AIM OF THE TASK
Please continue the ikiwiki security notes below, picking up right after their last line.

PASSAGE TO READ
-=-=-

This bug was reported on 2016-12-17. A partially fixed version 3.20161219 was released on 2016-12-19, but the solution used in that version was not effective with git versions older than 2.8.0. A more complete fix was released on 2016-12-29 in version 3.20161229, with fixes backported to Debian 8 in version 3.20141016.4.

(CVE-2016-10026 represents the original vulnerability. CVE-2016-9645/OVE-20161226-0002 represents the vulnerability in 3.20161219 caused by the incomplete fix.)

Commit metadata forgery via CGI::FormBuilder context-dependent APIs

When CGI::FormBuilder->field("foo") is called in list context (and in particular in the arguments to a subroutine that takes named arguments), it can return zero or more values for foo from the CGI request, rather than the expected single value. This breaks the usual Perl parsing convention for named arguments, similar to CVE-2014-1572 in Bugzilla (which was caused by a similar API design issue in CGI.pm).

In ikiwiki, this appears to have been exploitable in two places, both of them relatively minor:

  • in the comments plugin, an attacker who was able to post a comment could give it a user-specified author and author-URL even if the wiki configuration did not allow for that, by crafting multiple values for other fields
  • in the editpage plugin, an attacker who was able to edit a page could potentially forge commit authorship (attribute their edit to someone else) by crafting multiple values for the rcsinfo field

This was fixed in ikiwiki 3.20161229, with fixes backported to Debian 8 in version 3.20141016.4.

(CVE-2016-9646/OVE-20161226-0001)

Authentication bypass via repeated parameters

The ikiwiki maintainers discovered further flaws similar to CVE-2016-9646 in the passwordauth plugin's use of CGI::FormBuilder, with a more serious impact:

  • An attacker who can log in to a site with a password can log in as a different and potentially more privileged user.
  • An attacker who can create a new account can set arbitrary fields in the user database for that account.

This was fixed in ikiwiki 3.20170111, with fixes backported to Debian 8 in version 3.20141016.4.

(CVE-2017-0356/OVE-20170111-0001)

Server-side request forgery via aggregate plugin

The ikiwiki maintainers discovered that the aggregate plugin did not use LWPx::ParanoidAgent. On sites where the aggregate plugin is enabled, authorized wiki editors could tell ikiwiki to fetch potentially undesired URIs even if LWPx::ParanoidAgent was installed:

  • local files via file: URIs
  • other URI schemes that might be misused by attackers, such as gopher:
  • hosts that resolve to loopback IP addresses (127.x.x.x)

-=-=-

INFORMATION GIVEN
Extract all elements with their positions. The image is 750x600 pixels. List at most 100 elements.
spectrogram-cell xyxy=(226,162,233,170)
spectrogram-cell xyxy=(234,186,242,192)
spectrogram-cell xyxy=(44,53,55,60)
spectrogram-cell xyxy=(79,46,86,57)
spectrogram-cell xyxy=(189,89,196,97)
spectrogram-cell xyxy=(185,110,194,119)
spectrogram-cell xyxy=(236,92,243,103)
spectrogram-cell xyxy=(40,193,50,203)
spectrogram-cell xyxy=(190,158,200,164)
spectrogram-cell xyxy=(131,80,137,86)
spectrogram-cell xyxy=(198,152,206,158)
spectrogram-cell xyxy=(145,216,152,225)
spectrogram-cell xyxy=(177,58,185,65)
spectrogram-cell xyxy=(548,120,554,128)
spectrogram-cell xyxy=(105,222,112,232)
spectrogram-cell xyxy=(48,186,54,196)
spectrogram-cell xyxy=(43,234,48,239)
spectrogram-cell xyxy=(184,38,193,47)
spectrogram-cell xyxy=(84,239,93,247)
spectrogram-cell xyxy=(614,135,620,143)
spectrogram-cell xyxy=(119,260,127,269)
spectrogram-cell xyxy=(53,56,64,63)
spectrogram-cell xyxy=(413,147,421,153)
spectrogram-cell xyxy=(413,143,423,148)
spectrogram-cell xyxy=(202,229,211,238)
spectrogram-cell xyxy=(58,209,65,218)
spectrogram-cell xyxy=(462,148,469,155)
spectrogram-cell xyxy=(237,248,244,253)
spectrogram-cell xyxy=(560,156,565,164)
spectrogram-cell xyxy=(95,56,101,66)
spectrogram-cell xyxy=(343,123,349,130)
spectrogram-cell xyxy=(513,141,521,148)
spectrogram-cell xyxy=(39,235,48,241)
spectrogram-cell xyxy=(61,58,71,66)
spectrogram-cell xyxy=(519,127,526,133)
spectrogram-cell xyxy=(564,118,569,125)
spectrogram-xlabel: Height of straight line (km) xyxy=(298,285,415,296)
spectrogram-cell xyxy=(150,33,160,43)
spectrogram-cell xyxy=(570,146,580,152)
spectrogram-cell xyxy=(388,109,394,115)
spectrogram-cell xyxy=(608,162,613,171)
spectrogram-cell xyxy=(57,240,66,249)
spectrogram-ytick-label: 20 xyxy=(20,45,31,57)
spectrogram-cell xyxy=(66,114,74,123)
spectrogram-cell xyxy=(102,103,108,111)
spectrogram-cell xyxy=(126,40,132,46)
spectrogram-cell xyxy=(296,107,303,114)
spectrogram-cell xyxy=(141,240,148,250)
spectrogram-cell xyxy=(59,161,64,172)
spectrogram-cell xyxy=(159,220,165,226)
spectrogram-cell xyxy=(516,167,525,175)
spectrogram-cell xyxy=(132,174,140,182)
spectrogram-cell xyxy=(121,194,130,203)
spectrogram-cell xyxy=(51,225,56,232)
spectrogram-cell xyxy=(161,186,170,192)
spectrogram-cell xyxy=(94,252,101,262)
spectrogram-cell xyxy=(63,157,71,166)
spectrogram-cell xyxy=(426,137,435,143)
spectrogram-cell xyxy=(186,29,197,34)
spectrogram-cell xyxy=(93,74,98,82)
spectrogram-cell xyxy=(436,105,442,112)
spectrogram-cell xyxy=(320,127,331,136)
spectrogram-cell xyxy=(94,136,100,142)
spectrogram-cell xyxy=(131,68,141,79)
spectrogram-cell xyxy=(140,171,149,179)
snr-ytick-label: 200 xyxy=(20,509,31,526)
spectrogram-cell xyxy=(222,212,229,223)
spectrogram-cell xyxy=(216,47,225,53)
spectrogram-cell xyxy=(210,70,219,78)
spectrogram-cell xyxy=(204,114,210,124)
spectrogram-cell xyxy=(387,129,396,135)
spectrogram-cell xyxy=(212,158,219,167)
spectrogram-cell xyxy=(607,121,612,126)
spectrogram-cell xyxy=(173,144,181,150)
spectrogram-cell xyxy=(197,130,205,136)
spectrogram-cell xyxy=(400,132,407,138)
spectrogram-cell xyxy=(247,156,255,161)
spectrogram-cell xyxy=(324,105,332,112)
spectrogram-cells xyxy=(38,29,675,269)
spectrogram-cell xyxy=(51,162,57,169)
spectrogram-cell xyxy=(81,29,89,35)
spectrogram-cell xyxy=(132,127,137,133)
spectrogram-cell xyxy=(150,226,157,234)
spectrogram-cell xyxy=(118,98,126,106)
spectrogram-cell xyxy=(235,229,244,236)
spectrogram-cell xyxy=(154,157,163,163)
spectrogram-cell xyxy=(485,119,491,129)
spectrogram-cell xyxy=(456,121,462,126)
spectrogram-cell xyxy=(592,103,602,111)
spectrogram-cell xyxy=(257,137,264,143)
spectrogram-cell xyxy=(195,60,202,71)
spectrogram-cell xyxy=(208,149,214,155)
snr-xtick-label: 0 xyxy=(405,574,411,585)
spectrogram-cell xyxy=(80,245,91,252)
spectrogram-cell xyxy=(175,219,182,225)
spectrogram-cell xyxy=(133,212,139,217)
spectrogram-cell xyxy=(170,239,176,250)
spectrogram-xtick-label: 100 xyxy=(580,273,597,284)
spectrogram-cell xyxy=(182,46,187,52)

-=-=-

RESPONSE AREA
  • hosts that resolve to RFC 1918 IP addresses (192.168.x.x etc.)

This could be used by an attacker to publish information that should not have been accessible, cause denial of service by requesting "tarpit" URIs that are slow to respond, or cause undesired side-effects if local web servers implement "unsafe" GET requests. (CVE-2019-9187)

Additionally, if the LWPx::ParanoidAgent module was not installed, the blogspam, openid and pinger plugins would fall back to LWP, which is susceptible to similar attacks. This is unlikely to be a practical problem for the blogspam plugin because the URL it requests is under the control of the wiki administrator, but the openid plugin can request URLs controlled by unauthenticated remote users, and the pinger plugin can request URLs controlled by authorized wiki editors.

This is addressed in ikiwiki 3.20190228 as follows, with the same fixes backported to Debian 9 in version 3.20170111.1:

  • URI schemes other than http: and https: are not accepted, preventing access to file:, gopher:, etc.

  • If a proxy is configured in the ikiwiki setup file, it is used for all outgoing http: and https: requests. In this case the proxy is responsible for blocking any requests that are undesired, including loopback or RFC 1918 addresses.

  • If a proxy is not configured, and LWPx::ParanoidAgent is installed, it will be used. This prevents loopback and RFC 1918 IP addresses, and sets a timeout to avoid denial of service via "tarpit" URIs.

  • Otherwise, the ordinary LWP user-agent will be used. This allows requests to loopback and RFC 1918 IP addresses, and has less robust timeout behaviour. We are not treating this as a vulnerability: if this behaviour is not acceptable for your site, please make sure to install LWPx::ParanoidAgent or disable the affected plugins.